**Task details:** Find how many lines hold the word "Sprite" and give that number only.
────────
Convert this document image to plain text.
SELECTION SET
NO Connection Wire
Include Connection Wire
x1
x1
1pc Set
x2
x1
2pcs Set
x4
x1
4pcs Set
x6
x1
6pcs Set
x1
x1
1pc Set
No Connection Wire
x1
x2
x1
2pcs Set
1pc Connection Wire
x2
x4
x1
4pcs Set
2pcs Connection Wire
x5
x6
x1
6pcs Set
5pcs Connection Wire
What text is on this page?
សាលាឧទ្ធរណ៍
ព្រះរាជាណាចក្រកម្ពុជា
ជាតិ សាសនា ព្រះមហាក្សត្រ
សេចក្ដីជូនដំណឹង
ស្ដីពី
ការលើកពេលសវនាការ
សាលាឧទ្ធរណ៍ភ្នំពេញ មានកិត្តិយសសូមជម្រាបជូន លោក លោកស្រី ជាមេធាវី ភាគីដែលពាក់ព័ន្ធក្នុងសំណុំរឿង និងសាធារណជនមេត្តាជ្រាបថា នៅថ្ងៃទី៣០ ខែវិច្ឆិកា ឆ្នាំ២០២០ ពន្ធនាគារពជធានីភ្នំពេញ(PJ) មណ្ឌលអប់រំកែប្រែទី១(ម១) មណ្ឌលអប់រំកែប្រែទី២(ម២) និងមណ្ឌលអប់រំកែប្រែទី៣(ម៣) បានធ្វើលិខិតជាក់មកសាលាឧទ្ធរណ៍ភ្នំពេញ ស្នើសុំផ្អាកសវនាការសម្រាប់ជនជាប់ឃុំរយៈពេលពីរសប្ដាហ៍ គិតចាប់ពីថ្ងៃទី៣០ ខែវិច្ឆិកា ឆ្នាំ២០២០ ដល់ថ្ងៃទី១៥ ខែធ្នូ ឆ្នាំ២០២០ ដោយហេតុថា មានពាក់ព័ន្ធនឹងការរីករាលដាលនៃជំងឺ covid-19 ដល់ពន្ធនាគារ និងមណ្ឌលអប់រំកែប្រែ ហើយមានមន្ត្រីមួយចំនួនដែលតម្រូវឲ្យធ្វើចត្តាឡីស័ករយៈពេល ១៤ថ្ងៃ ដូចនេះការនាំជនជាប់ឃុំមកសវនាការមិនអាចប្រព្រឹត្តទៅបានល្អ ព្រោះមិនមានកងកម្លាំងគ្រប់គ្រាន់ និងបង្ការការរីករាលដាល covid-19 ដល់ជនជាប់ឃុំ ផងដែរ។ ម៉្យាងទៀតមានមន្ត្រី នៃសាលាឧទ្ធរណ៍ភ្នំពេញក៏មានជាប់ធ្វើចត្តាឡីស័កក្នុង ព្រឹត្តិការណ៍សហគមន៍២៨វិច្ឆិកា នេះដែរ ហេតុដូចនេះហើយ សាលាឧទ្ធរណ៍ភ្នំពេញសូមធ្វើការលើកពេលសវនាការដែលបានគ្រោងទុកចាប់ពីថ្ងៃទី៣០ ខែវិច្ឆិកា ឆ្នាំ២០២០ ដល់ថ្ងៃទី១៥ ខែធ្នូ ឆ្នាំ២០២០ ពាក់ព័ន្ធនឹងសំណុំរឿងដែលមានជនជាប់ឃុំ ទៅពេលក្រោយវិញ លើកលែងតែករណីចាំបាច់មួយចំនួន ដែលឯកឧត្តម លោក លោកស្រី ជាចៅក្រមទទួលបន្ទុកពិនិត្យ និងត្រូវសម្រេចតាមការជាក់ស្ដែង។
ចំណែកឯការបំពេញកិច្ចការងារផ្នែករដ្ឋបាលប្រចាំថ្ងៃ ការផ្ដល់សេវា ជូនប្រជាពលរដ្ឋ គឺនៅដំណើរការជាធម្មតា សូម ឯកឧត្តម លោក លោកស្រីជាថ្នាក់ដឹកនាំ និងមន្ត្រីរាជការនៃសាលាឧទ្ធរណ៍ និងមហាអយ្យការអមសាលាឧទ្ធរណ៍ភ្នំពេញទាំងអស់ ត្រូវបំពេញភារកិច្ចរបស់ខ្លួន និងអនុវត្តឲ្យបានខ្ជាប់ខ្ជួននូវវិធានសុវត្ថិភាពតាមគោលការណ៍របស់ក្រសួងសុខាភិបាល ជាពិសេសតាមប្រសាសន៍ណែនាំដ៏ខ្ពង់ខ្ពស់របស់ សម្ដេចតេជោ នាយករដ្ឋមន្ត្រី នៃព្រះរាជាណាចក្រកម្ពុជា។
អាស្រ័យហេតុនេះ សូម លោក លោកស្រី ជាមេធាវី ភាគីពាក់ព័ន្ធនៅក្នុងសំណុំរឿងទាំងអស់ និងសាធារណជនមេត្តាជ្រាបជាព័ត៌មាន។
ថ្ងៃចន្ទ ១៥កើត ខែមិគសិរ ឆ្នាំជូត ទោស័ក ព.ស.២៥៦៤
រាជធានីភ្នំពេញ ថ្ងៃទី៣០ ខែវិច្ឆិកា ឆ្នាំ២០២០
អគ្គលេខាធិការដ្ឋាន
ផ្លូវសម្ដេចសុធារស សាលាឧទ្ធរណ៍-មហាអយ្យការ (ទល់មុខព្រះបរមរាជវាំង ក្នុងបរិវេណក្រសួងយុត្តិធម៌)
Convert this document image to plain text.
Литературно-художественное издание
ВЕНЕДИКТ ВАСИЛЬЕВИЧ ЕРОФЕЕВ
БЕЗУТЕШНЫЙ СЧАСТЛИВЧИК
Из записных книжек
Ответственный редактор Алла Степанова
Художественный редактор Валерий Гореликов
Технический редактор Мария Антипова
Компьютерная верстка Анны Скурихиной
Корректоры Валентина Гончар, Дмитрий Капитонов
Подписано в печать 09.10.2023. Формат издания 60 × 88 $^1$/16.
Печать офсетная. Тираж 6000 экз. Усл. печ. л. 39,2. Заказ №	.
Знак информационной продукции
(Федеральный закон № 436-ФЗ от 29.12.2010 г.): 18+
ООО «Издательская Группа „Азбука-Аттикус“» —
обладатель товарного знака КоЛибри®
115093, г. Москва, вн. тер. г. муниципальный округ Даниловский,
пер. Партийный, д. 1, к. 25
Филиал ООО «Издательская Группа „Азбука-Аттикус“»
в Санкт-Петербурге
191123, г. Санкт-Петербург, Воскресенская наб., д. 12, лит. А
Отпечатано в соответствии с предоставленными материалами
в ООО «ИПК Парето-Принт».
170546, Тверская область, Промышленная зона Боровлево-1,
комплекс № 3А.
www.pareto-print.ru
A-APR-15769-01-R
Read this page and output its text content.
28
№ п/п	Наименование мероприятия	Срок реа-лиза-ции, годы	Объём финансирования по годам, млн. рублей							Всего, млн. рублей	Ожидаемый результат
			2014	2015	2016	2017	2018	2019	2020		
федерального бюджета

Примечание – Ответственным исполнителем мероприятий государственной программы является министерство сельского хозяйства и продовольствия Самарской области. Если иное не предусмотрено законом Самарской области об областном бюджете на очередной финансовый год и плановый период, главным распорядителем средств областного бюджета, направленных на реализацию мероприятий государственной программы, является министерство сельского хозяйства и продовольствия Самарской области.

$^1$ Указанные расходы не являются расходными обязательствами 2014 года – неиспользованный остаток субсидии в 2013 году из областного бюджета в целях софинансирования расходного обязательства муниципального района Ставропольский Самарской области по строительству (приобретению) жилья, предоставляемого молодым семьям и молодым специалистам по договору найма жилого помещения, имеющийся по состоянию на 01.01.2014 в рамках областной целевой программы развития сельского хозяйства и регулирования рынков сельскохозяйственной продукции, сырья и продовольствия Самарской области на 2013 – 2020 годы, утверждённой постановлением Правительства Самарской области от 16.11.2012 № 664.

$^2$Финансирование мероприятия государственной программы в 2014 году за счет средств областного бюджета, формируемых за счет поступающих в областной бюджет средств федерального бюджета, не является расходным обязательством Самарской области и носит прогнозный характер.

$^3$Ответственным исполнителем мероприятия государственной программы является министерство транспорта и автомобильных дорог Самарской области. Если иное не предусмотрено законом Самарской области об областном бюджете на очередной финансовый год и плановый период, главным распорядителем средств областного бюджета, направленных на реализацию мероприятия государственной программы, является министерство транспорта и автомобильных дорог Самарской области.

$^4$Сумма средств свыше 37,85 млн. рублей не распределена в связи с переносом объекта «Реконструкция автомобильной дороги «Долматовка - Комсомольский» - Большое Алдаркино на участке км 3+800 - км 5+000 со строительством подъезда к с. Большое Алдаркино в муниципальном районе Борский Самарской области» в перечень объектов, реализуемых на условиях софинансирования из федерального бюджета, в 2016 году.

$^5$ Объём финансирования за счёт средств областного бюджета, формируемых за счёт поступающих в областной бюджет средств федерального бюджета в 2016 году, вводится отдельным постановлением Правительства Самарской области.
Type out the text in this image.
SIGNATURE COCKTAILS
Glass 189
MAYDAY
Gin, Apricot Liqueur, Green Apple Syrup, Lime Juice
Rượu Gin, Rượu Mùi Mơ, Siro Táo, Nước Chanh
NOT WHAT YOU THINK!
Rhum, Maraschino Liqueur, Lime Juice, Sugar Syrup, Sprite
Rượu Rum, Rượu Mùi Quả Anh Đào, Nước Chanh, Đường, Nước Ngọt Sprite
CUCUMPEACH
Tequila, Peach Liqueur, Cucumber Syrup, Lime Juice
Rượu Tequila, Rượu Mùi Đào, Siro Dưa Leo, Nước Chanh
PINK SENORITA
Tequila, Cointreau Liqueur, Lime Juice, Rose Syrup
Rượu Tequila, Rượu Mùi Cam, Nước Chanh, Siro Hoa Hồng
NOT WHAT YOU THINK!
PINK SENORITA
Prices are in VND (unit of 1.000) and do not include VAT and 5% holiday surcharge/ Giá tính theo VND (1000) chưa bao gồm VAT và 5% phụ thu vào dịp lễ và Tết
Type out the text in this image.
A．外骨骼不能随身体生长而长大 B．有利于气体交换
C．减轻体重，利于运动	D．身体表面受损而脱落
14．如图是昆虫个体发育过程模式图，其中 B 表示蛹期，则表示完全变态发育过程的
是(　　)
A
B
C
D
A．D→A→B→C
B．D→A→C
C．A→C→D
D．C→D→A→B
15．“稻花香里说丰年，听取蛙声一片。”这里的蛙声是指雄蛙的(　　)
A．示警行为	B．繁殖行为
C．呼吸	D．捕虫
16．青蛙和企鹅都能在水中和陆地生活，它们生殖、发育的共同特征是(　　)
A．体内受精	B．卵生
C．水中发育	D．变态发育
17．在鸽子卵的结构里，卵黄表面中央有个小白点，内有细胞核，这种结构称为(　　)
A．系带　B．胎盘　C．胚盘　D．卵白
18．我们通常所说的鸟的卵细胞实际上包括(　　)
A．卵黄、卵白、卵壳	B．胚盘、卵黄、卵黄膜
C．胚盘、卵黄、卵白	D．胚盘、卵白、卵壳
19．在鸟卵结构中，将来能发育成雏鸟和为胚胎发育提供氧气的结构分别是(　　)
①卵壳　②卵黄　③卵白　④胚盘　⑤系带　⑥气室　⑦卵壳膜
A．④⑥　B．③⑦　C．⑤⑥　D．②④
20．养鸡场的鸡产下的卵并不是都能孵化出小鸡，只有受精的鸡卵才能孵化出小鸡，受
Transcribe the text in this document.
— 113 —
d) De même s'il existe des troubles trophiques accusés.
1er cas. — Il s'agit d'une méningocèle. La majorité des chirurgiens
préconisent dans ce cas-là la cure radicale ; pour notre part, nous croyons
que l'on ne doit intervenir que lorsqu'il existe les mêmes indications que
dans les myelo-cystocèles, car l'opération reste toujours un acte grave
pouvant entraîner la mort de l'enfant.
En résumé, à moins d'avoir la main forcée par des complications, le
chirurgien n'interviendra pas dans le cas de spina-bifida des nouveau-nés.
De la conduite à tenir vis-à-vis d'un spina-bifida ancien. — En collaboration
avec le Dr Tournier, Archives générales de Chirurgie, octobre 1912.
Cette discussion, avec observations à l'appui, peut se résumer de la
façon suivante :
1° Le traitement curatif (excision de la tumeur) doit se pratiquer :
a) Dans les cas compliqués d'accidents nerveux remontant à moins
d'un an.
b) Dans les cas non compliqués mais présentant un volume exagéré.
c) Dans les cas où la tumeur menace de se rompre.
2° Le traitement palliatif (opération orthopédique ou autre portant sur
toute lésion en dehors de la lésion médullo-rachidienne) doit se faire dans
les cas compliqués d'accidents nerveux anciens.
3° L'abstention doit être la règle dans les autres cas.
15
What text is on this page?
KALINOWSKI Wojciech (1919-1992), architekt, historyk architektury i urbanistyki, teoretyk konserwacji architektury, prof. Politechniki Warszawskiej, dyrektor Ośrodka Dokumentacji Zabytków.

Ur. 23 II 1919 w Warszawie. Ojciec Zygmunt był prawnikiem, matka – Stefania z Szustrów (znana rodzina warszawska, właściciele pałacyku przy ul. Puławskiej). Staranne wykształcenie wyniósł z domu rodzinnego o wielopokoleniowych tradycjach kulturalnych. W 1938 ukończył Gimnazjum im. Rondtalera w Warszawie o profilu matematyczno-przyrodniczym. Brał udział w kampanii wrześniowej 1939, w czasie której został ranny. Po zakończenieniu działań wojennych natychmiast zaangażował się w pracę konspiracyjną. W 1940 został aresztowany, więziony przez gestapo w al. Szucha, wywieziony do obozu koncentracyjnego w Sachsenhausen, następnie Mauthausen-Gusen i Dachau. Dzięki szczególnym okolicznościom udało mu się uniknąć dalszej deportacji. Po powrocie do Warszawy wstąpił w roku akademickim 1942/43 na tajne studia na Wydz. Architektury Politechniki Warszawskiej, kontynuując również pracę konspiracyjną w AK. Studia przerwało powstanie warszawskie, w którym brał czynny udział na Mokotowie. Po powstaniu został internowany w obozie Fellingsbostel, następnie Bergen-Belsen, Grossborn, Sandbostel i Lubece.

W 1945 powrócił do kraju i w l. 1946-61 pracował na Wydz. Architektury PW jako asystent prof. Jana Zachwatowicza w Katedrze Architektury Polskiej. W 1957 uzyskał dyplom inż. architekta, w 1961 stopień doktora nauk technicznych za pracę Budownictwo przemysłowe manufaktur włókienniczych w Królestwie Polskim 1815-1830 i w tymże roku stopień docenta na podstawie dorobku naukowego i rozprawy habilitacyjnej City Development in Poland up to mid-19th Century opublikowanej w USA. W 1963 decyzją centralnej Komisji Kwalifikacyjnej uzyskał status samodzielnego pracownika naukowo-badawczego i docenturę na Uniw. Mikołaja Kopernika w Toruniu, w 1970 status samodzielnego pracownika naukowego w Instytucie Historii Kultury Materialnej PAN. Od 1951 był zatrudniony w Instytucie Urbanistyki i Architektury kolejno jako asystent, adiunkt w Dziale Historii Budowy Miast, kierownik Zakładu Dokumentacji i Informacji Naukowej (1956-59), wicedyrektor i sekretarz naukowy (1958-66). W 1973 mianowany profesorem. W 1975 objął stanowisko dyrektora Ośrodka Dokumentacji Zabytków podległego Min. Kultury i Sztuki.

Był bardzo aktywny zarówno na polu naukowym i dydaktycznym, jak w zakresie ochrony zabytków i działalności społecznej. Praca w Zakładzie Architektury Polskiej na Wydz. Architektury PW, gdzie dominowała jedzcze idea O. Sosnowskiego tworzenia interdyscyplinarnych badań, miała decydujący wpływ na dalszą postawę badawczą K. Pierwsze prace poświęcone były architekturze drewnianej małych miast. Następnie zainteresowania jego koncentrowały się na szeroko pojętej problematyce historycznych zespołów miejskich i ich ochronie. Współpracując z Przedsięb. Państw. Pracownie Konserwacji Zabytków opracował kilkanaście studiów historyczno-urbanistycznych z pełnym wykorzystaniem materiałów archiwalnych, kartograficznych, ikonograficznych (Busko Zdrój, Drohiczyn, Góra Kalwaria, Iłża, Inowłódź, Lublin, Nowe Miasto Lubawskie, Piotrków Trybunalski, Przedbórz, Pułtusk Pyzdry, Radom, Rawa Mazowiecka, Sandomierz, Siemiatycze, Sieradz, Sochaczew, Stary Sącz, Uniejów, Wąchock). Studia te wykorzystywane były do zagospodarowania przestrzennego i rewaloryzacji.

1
────────
**Written answer:** 2